## Problem to solve:
Copy all the material below, exactly as it stands.

------ Material for the task ------

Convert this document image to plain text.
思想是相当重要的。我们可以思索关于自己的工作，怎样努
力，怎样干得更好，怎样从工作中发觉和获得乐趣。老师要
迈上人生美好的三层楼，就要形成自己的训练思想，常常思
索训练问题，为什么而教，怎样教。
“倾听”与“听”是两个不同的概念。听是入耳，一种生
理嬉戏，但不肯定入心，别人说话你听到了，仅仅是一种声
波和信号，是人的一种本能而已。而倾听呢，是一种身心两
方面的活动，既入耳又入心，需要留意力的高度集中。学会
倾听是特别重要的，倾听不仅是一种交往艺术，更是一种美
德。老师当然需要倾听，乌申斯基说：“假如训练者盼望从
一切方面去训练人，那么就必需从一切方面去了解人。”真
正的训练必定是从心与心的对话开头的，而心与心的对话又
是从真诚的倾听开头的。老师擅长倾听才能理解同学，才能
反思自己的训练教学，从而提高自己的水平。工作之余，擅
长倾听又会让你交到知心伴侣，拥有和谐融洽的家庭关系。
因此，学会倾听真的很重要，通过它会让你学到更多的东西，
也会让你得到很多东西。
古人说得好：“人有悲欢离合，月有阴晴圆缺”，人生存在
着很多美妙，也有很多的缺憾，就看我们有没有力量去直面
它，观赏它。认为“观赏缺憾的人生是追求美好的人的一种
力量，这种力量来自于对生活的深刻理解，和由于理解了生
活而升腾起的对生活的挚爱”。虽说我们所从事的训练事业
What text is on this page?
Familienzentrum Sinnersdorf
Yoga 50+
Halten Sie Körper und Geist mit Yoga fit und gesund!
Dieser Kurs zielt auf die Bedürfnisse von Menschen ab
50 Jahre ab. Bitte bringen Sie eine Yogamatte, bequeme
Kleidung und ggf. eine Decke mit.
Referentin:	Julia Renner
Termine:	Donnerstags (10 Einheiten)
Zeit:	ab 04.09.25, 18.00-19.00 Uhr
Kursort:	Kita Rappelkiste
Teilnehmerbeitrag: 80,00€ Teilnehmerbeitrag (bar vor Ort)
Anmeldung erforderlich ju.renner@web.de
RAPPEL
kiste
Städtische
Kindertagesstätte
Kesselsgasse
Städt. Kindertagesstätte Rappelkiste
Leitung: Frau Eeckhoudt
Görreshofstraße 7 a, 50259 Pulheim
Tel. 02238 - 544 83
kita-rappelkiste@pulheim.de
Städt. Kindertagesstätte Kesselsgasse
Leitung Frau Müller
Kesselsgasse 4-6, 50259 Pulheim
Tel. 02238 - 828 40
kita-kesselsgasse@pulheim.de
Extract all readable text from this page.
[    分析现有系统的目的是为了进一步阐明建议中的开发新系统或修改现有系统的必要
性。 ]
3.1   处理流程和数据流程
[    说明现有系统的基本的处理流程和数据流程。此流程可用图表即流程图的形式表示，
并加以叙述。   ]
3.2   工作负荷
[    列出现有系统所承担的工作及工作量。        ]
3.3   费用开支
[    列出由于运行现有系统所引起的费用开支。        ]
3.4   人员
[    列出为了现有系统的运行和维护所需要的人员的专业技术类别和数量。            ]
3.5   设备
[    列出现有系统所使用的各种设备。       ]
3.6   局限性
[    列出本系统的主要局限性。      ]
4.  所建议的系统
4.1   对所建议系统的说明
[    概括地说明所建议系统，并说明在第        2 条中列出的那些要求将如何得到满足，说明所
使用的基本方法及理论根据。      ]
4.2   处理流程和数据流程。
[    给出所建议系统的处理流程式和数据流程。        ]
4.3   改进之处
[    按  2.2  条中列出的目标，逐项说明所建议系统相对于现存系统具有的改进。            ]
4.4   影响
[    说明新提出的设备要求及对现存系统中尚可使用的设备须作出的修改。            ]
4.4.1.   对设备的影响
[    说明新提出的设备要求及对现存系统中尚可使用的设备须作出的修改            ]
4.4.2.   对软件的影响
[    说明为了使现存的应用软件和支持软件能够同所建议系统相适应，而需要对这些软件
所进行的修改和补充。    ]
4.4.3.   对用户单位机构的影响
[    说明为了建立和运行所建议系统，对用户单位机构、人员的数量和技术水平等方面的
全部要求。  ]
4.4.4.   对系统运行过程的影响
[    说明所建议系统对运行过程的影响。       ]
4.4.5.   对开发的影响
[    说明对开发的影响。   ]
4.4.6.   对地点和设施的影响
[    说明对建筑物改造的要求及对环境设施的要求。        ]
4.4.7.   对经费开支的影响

------

## Solution to this task:
Convert this document image to plain text.
思想是相当重要的。我们可以思索关于自己的工作，怎样努
力，怎样干得更好，怎样从工作中发觉和获得乐趣。老师要
迈上人生美好的三层楼，就要形成自己的训练思想，常常思
索训练问题，为什么而教，怎样教。
“倾听”与“听”是两个不同的概念。听是入耳，一种生
理嬉戏，但不肯定入心，别人说话你听到了，仅仅是一种声
波和信号，是人的一种本能而已。而倾听呢，是一种身心两
方面的活动，既入耳又入心，需要留意力的高度集中。学会
倾听是特别重要的，倾听不仅是一种交往艺术，更是一种美
德。老师当然需要倾听，乌申斯基说：“假如训练者盼望从
一切方面去训练人，那么就必需从一切方面去了解人。”真
正的训练必定是从心与心的对话开头的，而心与心的对话又
是从真诚的倾听开头的。老师擅长倾听才能理解同学，才能
反思自己的训练教学，从而提高自己的水平。工作之余，擅
长倾听又会让你交到知心伴侣，拥有和谐融洽的家庭关系。
因此，学会倾听真的很重要，通过它会让你学到更多的东西，
也会让你得到很多东西。
古人说得好：“人有悲欢离合，月有阴晴圆缺”，人生存在
着很多美妙，也有很多的缺憾，就看我们有没有力量去直面
它，观赏它。认为“观赏缺憾的人生是追求美好的人的一种
力量，这种力量来自于对生活的深刻理解，和由于理解了生
活而升腾起的对生活的挚爱”。虽说我们所从事的训练事业
What text is on this page?
Familienzentrum Sinnersdorf
Yoga 50+
Halten Sie Körper und Geist mit Yoga fit und gesund!
Dieser Kurs zielt auf die Bedürfnisse von Menschen ab
50 Jahre ab. Bitte bringen Sie eine Yogamatte, bequeme
Kleidung und ggf. eine Decke mit.
Referentin:	Julia Renner
Termine:	Donnerstags (10 Einheiten)
Zeit:	ab 04.09.25, 18.00-19.00 Uhr
Kursort:	Kita Rappelkiste
Teilnehmerbeitrag: 80,00€ Teilnehmerbeitrag (bar vor Ort)
Anmeldung erforderlich ju.renner@web.de
RAPPEL
kiste
Städtische
Kindertagesstätte
Kesselsgasse
Städt. Kindertagesstätte Rappelkiste
Leitung: Frau Eeckhoudt
Görreshofstraße 7 a, 50259 Pulheim
Tel. 02238 - 544 83
kita-rappelkiste@pulheim.de
Städt. Kindertagesstätte Kesselsgasse
Leitung Frau Müller
Kesselsgasse 4-6, 50259 Pulheim
Tel. 02238 - 828 40
kita-kesselsgasse@pulheim.de
Extract all readable text from this page.
[    分析现有系统的目的是为了进一步阐明建议中的开发新系统或修改现有系统的必要
性。 ]
3.1   处理流程和数据流程
[    说明现有系统的基本的处理流程和数据流程。此流程可用图表即流程图的形式表示，
并加以叙述。   ]
3.2   工作负荷
[    列出现有系统所承担的工作及工作量。        ]
3.3   费用开支
[    列出由于运行现有系统所引起的费用开支。        ]
3.4   人员
[    列出为了现有系统的运行和维护所需要的人员的专业技术类别和数量。            ]
3.5   设备
[    列出现有系统所使用的各种设备。       ]
3.6   局限性
[    列出本系统的主要局限性。      ]
4.  所建议的系统
4.1   对所建议系统的说明
[    概括地说明所建议系统，并说明在第        2 条中列出的那些要求将如何得到满足，说明所
使用的基本方法及理论根据。      ]
4.2   处理流程和数据流程。
[    给出所建议系统的处理流程式和数据流程。        ]
4.3   改进之处
[    按  2.2  条中列出的目标，逐项说明所建议系统相对于现存系统具有的改进。            ]
4.4   影响
[    说明新提出的设备要求及对现存系统中尚可使用的设备须作出的修改。            ]
4.4.1.   对设备的影响
[    说明新提出的设备要求及对现存系统中尚可使用的设备须作出的修改            ]
4.4.2.   对软件的影响
[    说明为了使现存的应用软件和支持软件能够同所建议系统相适应，而需要对这些软件
所进行的修改和补充。    ]
4.4.3.   对用户单位机构的影响
[    说明为了建立和运行所建议系统，对用户单位机构、人员的数量和技术水平等方面的
全部要求。  ]
4.4.4.   对系统运行过程的影响
[    说明所建议系统对运行过程的影响。       ]
4.4.5.   对开发的影响
[    说明对开发的影响。   ]
4.4.6.   对地点和设施的影响
[    说明对建筑物改造的要求及对环境设施的要求。        ]
4.4.7.   对经费开支的影响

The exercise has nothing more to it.